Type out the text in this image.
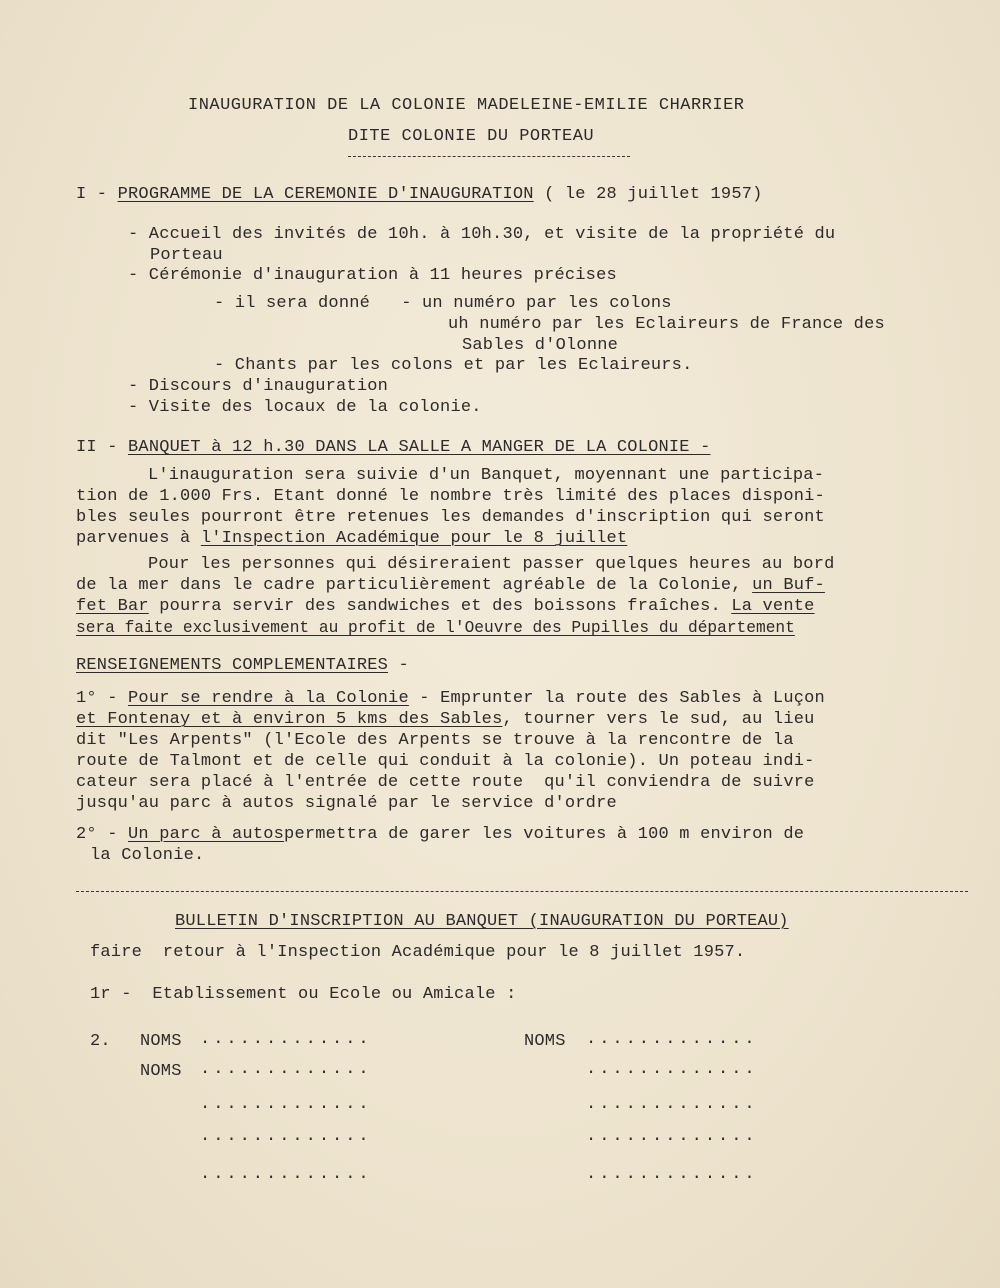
INAUGURATION DE LA COLONIE MADELEINE-EMILIE CHARRIER
DITE COLONIE DU PORTEAU
I - PROGRAMME DE LA CEREMONIE D'INAUGURATION ( le 28 juillet 1957)
- Accueil des invités de 10h. à 10h.30, et visite de la propriété du
Porteau
- Cérémonie d'inauguration à 11 heures précises
- il sera donné   - un numéro par les colons
uh numéro par les Eclaireurs de France des
Sables d'Olonne
- Chants par les colons et par les Eclaireurs.
- Discours d'inauguration
- Visite des locaux de la colonie.
II - BANQUET à 12 h.30 DANS LA SALLE A MANGER DE LA COLONIE -
L'inauguration sera suivie d'un Banquet, moyennant une participa-
tion de 1.000 Frs. Etant donné le nombre très limité des places disponi-
bles seules pourront être retenues les demandes d'inscription qui seront
parvenues à l'Inspection Académique pour le 8 juillet
Pour les personnes qui désireraient passer quelques heures au bord
de la mer dans le cadre particulièrement agréable de la Colonie, un Buf-
fet Bar pourra servir des sandwiches et des boissons fraîches. La vente
sera faite exclusivement au profit de l'Oeuvre des Pupilles du département
RENSEIGNEMENTS COMPLEMENTAIRES -
1° - Pour se rendre à la Colonie - Emprunter la route des Sables à Luçon
et Fontenay et à environ 5 kms des Sables, tourner vers le sud, au lieu
dit "Les Arpents" (l'Ecole des Arpents se trouve à la rencontre de la
route de Talmont et de celle qui conduit à la colonie). Un poteau indi-
cateur sera placé à l'entrée de cette route  qu'il conviendra de suivre
jusqu'au parc à autos signalé par le service d'ordre
2° - Un parc à autospermettra de garer les voitures à 100 m environ de
la Colonie.
BULLETIN D'INSCRIPTION AU BANQUET (INAUGURATION DU PORTEAU)
faire  retour à l'Inspection Académique pour le 8 juillet 1957.
1r -  Etablissement ou Ecole ou Amicale :
2. NOMS .............	NOMS .............
NOMS .............	.............
.............	.............
.............	.............
.............	.............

────

*Written exercise*. What is needed is an exact reproduction of the data, pictures excluded.

*Exercise answer*.
Type out the text in this image.
INAUGURATION DE LA COLONIE MADELEINE-EMILIE CHARRIER
DITE COLONIE DU PORTEAU
I - PROGRAMME DE LA CEREMONIE D'INAUGURATION ( le 28 juillet 1957)
- Accueil des invités de 10h. à 10h.30, et visite de la propriété du
Porteau
- Cérémonie d'inauguration à 11 heures précises
- il sera donné   - un numéro par les colons
uh numéro par les Eclaireurs de France des
Sables d'Olonne
- Chants par les colons et par les Eclaireurs.
- Discours d'inauguration
- Visite des locaux de la colonie.
II - BANQUET à 12 h.30 DANS LA SALLE A MANGER DE LA COLONIE -
L'inauguration sera suivie d'un Banquet, moyennant une participa-
tion de 1.000 Frs. Etant donné le nombre très limité des places disponi-
bles seules pourront être retenues les demandes d'inscription qui seront
parvenues à l'Inspection Académique pour le 8 juillet
Pour les personnes qui désireraient passer quelques heures au bord
de la mer dans le cadre particulièrement agréable de la Colonie, un Buf-
fet Bar pourra servir des sandwiches et des boissons fraîches. La vente
sera faite exclusivement au profit de l'Oeuvre des Pupilles du département
RENSEIGNEMENTS COMPLEMENTAIRES -
1° - Pour se rendre à la Colonie - Emprunter la route des Sables à Luçon
et Fontenay et à environ 5 kms des Sables, tourner vers le sud, au lieu
dit "Les Arpents" (l'Ecole des Arpents se trouve à la rencontre de la
route de Talmont et de celle qui conduit à la colonie). Un poteau indi-
cateur sera placé à l'entrée de cette route  qu'il conviendra de suivre
jusqu'au parc à autos signalé par le service d'ordre
2° - Un parc à autospermettra de garer les voitures à 100 m environ de
la Colonie.
BULLETIN D'INSCRIPTION AU BANQUET (INAUGURATION DU PORTEAU)
faire  retour à l'Inspection Académique pour le 8 juillet 1957.
1r -  Etablissement ou Ecole ou Amicale :
2. NOMS .............	NOMS .............
NOMS .............	.............
.............	.............
.............	.............
.............	.............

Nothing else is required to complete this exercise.